OBJECTIVE> Return all entries word for word, but drop any images.

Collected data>

+ + +

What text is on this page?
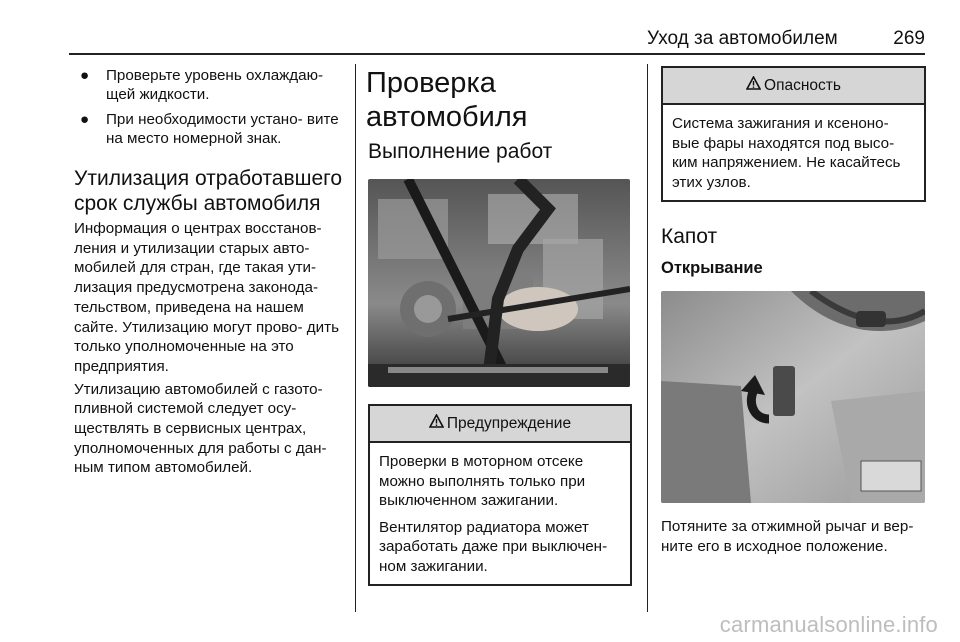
Уход за автомобилем	269
● Проверьте уровень охлаждаю- щей жидкости.
● При необходимости устано- вите на место номерной знак.
Утилизация отработавшего срок службы автомобиля

Информация о центрах восстанов- ления и утилизации старых авто- мобилей для стран, где такая ути- лизация предусмотрена законода- тельством, приведена на нашем сайте. Утилизацию могут прово- дить только уполномоченные на это предприятия.

Утилизацию автомобилей с газото- пливной системой следует осу- ществлять в сервисных центрах, уполномоченных для работы с дан- ным типом автомобилей.

Проверка автомобиля
Выполнение работ
Предупреждение

Проверки в моторном отсеке можно выполнять только при выключенном зажигании.

Вентилятор радиатора может заработать даже при выключен- ном зажигании.

Опасность

Система зажигания и ксеноно- вые фары находятся под высо- ким напряжением. Не касайтесь этих узлов.

Капот
Открывание
Потяните за отжимной рычаг и вер- ните его в исходное положение.
carmanualsonline.info
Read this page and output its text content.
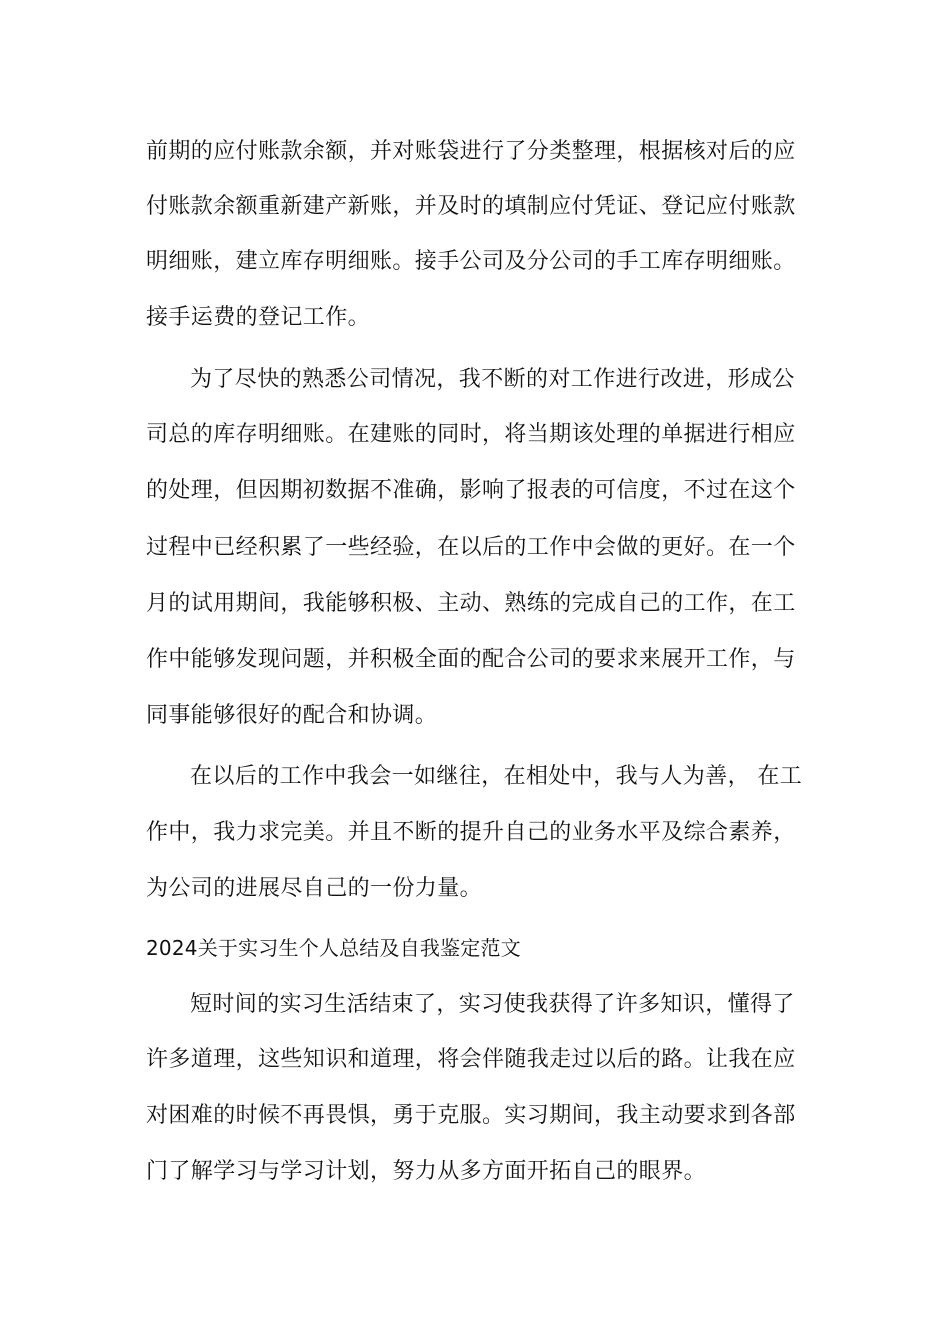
前期的应付账款余额，并对账袋进行了分类整理，根据核对后的应
付账款余额重新建产新账，并及时的填制应付凭证、登记应付账款
明细账，建立库存明细账。接手公司及分公司的手工库存明细账。
接手运费的登记工作。
为了尽快的熟悉公司情况，我不断的对工作进行改进，形成公
司总的库存明细账。在建账的同时，将当期该处理的单据进行相应
的处理，但因期初数据不准确，影响了报表的可信度，不过在这个
过程中已经积累了一些经验，在以后的工作中会做的更好。在一个
月的试用期间，我能够积极、主动、熟练的完成自己的工作，在工
作中能够发现问题，并积极全面的配合公司的要求来展开工作，与
同事能够很好的配合和协调。
在以后的工作中我会一如继往，在相处中，我与人为善， 在工
作中，我力求完美。并且不断的提升自己的业务水平及综合素养，
为公司的进展尽自己的一份力量。
2024关于实习生个人总结及自我鉴定范文
短时间的实习生活结束了，实习使我获得了许多知识，懂得了
许多道理，这些知识和道理，将会伴随我走过以后的路。让我在应
对困难的时候不再畏惧，勇于克服。实习期间，我主动要求到各部
门了解学习与学习计划，努力从多方面开拓自己的眼界。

+ + +

EXPECTED ANSWER>
What text is on this page?
Уход за автомобилем	269
● Проверьте уровень охлаждаю- щей жидкости.
● При необходимости устано- вите на место номерной знак.
Утилизация отработавшего срок службы автомобиля

Информация о центрах восстанов- ления и утилизации старых авто- мобилей для стран, где такая ути- лизация предусмотрена законода- тельством, приведена на нашем сайте. Утилизацию могут прово- дить только уполномоченные на это предприятия.

Утилизацию автомобилей с газото- пливной системой следует осу- ществлять в сервисных центрах, уполномоченных для работы с дан- ным типом автомобилей.

Проверка автомобиля
Выполнение работ
Предупреждение

Проверки в моторном отсеке можно выполнять только при выключенном зажигании.

Вентилятор радиатора может заработать даже при выключен- ном зажигании.

Опасность

Система зажигания и ксеноно- вые фары находятся под высо- ким напряжением. Не касайтесь этих узлов.

Капот
Открывание
Потяните за отжимной рычаг и вер- ните его в исходное положение.
carmanualsonline.info
Read this page and output its text content.
前期的应付账款余额，并对账袋进行了分类整理，根据核对后的应
付账款余额重新建产新账，并及时的填制应付凭证、登记应付账款
明细账，建立库存明细账。接手公司及分公司的手工库存明细账。
接手运费的登记工作。
为了尽快的熟悉公司情况，我不断的对工作进行改进，形成公
司总的库存明细账。在建账的同时，将当期该处理的单据进行相应
的处理，但因期初数据不准确，影响了报表的可信度，不过在这个
过程中已经积累了一些经验，在以后的工作中会做的更好。在一个
月的试用期间，我能够积极、主动、熟练的完成自己的工作，在工
作中能够发现问题，并积极全面的配合公司的要求来展开工作，与
同事能够很好的配合和协调。
在以后的工作中我会一如继往，在相处中，我与人为善， 在工
作中，我力求完美。并且不断的提升自己的业务水平及综合素养，
为公司的进展尽自己的一份力量。
2024关于实习生个人总结及自我鉴定范文
短时间的实习生活结束了，实习使我获得了许多知识，懂得了
许多道理，这些知识和道理，将会伴随我走过以后的路。让我在应
对困难的时候不再畏惧，勇于克服。实习期间，我主动要求到各部
门了解学习与学习计划，努力从多方面开拓自己的眼界。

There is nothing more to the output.